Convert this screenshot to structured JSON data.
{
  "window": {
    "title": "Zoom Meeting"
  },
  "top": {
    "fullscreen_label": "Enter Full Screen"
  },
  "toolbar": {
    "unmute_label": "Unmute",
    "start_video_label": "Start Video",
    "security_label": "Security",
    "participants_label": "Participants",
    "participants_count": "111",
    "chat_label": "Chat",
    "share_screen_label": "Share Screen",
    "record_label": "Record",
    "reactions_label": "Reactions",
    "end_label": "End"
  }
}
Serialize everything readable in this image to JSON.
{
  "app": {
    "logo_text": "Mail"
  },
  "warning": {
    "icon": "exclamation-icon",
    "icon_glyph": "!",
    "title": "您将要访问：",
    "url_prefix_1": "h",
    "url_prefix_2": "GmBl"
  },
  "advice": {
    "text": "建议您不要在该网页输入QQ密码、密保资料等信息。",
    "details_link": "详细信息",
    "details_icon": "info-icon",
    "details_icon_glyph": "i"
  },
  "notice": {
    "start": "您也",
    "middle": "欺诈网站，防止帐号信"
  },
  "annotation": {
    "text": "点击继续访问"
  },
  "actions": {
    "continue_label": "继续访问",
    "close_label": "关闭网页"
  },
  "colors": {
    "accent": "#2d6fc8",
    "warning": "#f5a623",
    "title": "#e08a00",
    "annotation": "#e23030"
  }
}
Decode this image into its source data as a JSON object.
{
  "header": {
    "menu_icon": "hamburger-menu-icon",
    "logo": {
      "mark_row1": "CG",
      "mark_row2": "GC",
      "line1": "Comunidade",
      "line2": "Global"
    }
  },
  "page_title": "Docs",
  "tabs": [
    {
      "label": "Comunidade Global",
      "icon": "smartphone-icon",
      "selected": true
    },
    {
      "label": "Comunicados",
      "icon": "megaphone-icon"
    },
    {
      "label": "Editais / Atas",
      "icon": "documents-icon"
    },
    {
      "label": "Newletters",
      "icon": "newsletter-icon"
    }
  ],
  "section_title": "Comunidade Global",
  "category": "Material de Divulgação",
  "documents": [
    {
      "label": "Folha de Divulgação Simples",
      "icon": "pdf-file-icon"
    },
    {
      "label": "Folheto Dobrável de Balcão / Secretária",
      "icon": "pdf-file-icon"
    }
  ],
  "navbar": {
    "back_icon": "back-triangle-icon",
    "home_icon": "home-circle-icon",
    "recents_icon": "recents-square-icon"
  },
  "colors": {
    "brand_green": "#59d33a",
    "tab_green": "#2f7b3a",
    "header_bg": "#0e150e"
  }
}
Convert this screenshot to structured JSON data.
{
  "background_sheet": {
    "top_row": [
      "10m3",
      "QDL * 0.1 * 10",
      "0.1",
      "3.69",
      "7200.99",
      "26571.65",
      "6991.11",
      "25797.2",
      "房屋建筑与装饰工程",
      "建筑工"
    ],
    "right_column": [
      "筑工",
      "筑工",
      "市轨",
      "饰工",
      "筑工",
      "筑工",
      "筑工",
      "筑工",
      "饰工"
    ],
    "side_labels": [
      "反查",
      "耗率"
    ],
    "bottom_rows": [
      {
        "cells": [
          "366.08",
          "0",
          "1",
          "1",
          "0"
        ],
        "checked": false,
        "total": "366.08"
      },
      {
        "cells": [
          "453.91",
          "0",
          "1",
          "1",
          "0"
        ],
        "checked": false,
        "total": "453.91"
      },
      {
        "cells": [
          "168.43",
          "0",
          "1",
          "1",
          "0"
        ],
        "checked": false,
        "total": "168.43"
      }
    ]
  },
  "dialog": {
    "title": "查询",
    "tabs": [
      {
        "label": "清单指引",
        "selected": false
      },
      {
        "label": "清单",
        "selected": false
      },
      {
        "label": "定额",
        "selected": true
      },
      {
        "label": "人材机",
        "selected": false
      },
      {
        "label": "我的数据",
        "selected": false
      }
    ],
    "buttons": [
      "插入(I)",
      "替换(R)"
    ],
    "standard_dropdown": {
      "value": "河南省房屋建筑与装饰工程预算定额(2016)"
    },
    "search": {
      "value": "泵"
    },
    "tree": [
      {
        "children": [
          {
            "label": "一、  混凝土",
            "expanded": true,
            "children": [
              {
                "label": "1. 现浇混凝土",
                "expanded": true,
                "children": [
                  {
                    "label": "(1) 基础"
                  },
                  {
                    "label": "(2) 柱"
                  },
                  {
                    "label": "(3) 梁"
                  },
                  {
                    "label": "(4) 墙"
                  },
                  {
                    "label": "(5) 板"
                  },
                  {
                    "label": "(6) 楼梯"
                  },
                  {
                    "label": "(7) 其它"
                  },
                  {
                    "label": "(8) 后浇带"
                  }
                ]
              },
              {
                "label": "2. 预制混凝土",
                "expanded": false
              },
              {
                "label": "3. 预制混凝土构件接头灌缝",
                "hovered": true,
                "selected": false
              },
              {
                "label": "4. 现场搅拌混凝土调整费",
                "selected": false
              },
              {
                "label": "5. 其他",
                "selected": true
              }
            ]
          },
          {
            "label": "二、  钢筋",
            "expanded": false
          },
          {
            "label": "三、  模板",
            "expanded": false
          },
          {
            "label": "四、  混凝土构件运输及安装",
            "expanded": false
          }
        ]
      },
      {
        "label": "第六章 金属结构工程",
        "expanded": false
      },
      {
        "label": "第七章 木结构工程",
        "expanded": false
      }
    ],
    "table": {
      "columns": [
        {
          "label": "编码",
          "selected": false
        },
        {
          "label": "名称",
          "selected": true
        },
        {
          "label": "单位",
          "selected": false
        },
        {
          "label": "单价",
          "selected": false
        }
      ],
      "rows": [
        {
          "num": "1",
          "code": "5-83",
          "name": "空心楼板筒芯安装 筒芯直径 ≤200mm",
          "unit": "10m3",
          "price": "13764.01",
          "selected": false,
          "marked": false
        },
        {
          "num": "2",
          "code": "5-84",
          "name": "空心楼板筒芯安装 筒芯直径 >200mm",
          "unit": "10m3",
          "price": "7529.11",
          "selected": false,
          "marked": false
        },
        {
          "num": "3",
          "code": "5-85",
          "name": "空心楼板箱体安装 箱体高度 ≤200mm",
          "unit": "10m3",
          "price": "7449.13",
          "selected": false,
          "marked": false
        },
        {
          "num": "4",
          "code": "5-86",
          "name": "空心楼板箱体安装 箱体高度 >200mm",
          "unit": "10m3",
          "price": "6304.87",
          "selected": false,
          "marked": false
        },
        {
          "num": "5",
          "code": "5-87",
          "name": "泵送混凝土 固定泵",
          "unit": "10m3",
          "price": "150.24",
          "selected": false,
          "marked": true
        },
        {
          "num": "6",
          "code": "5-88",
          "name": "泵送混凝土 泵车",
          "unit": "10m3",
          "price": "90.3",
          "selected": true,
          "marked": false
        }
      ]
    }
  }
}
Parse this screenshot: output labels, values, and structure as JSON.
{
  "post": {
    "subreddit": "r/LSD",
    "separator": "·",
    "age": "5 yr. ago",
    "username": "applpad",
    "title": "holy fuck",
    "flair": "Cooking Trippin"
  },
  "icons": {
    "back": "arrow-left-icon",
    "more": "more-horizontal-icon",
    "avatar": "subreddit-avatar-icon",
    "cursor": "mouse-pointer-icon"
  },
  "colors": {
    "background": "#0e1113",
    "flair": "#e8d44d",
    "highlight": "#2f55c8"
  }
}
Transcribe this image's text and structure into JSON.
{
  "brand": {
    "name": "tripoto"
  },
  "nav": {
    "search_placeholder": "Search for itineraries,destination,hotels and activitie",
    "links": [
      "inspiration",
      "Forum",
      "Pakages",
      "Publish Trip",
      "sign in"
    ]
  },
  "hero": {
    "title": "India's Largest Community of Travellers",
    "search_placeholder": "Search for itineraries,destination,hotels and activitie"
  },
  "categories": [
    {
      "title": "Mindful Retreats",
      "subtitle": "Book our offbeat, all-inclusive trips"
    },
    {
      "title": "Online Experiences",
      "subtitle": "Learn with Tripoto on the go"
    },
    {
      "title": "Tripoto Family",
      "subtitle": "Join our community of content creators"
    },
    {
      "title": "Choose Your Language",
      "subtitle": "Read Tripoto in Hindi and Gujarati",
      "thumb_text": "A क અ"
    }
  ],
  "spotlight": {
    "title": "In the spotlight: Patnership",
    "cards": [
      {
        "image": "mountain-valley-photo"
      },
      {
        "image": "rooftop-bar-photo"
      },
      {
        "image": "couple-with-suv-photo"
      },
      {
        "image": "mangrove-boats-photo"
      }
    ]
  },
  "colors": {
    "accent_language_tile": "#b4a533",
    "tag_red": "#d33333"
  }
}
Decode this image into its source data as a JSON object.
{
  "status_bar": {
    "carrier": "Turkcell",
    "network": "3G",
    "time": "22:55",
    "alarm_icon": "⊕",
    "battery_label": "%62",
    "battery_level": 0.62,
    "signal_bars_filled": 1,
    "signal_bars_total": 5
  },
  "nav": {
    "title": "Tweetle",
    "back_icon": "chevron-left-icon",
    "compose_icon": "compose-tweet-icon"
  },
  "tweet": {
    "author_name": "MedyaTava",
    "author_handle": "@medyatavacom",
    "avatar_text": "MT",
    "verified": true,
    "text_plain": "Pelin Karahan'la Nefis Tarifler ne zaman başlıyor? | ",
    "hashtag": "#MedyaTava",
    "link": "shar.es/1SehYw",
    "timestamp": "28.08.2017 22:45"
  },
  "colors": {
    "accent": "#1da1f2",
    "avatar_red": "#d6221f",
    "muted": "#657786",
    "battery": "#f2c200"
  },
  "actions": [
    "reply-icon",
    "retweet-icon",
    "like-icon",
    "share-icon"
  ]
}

------

What to do =
Pick out each line in the material containing "true".

Final result =
      "selected": true
        "selected": true
            "expanded": true,
                "expanded": true,
                "hovered": true,
                "selected": true
          "selected": true
          "marked": true
          "selected": true,
    "verified": true,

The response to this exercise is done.